[start Given data]

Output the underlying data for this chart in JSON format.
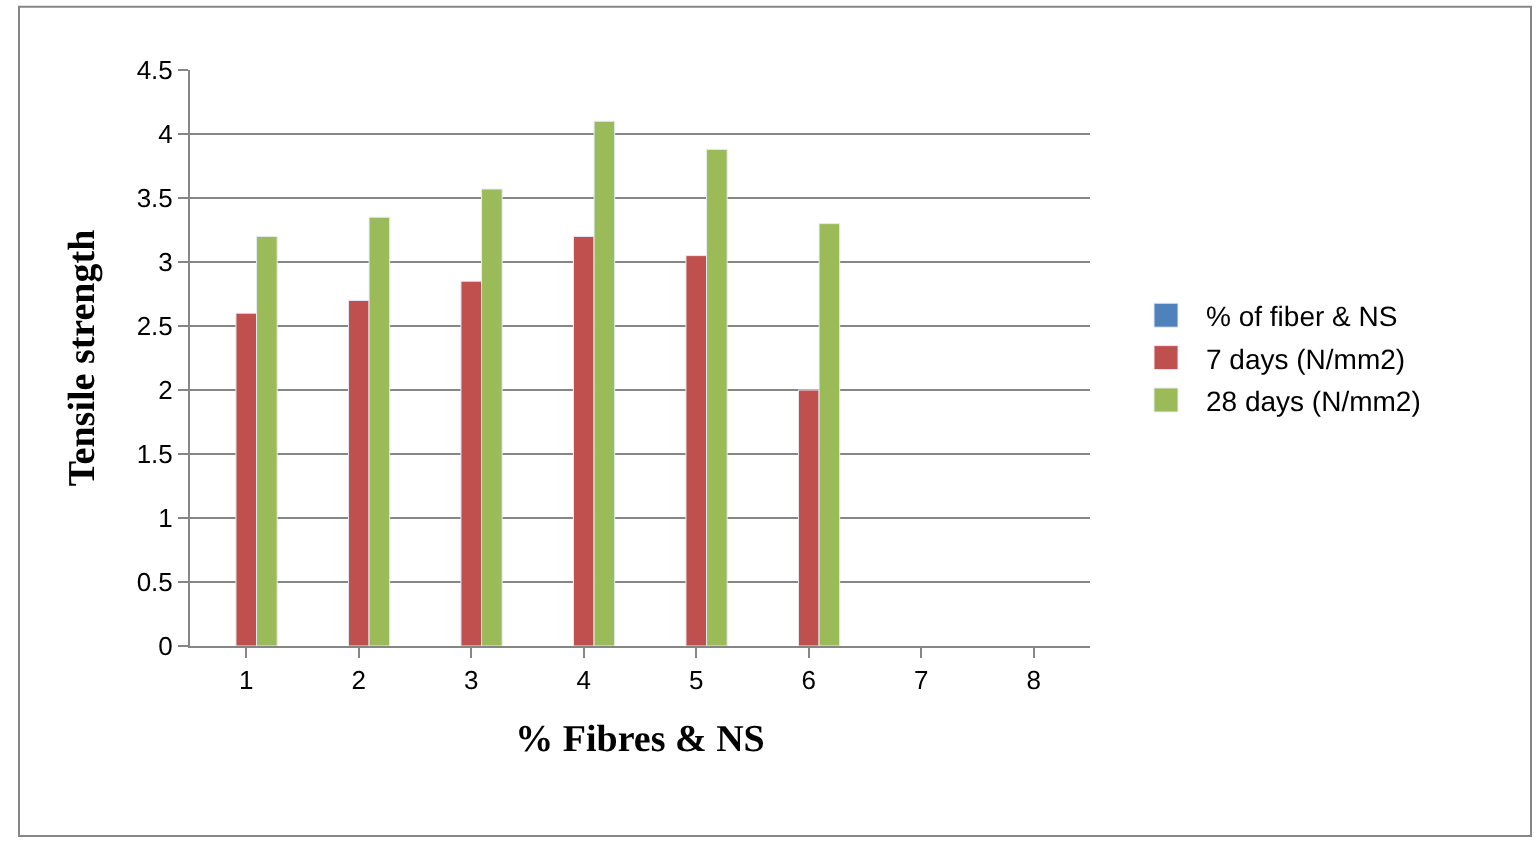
{
  "chart_data": {
    "type": "bar",
    "xlabel": "% Fibres & NS",
    "ylabel": "Tensile strength",
    "categories": [
      "1",
      "2",
      "3",
      "4",
      "5",
      "6",
      "7",
      "8"
    ],
    "series": [
      {
        "name": "% of fiber & NS",
        "color": "#4f81bd",
        "values": [
          null,
          null,
          null,
          null,
          null,
          null,
          null,
          null
        ]
      },
      {
        "name": "7 days (N/mm2)",
        "color": "#c0504d",
        "values": [
          2.6,
          2.7,
          2.85,
          3.2,
          3.05,
          2.0,
          null,
          null
        ]
      },
      {
        "name": "28 days (N/mm2)",
        "color": "#9bbb59",
        "values": [
          3.2,
          3.35,
          3.57,
          4.1,
          3.88,
          3.3,
          null,
          null
        ]
      }
    ],
    "ylim": [
      0,
      4.5
    ],
    "yticks": [
      0,
      0.5,
      1,
      1.5,
      2,
      2.5,
      3,
      3.5,
      4,
      4.5
    ],
    "grid": "y",
    "legend": "right"
  }
}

[end Given data]

> Work to do:
Check each line above for the string "name" and show the ones that have it.

> Result below:
        "name": "% of fiber & NS",
        "name": "7 days (N/mm2)",
        "name": "28 days (N/mm2)",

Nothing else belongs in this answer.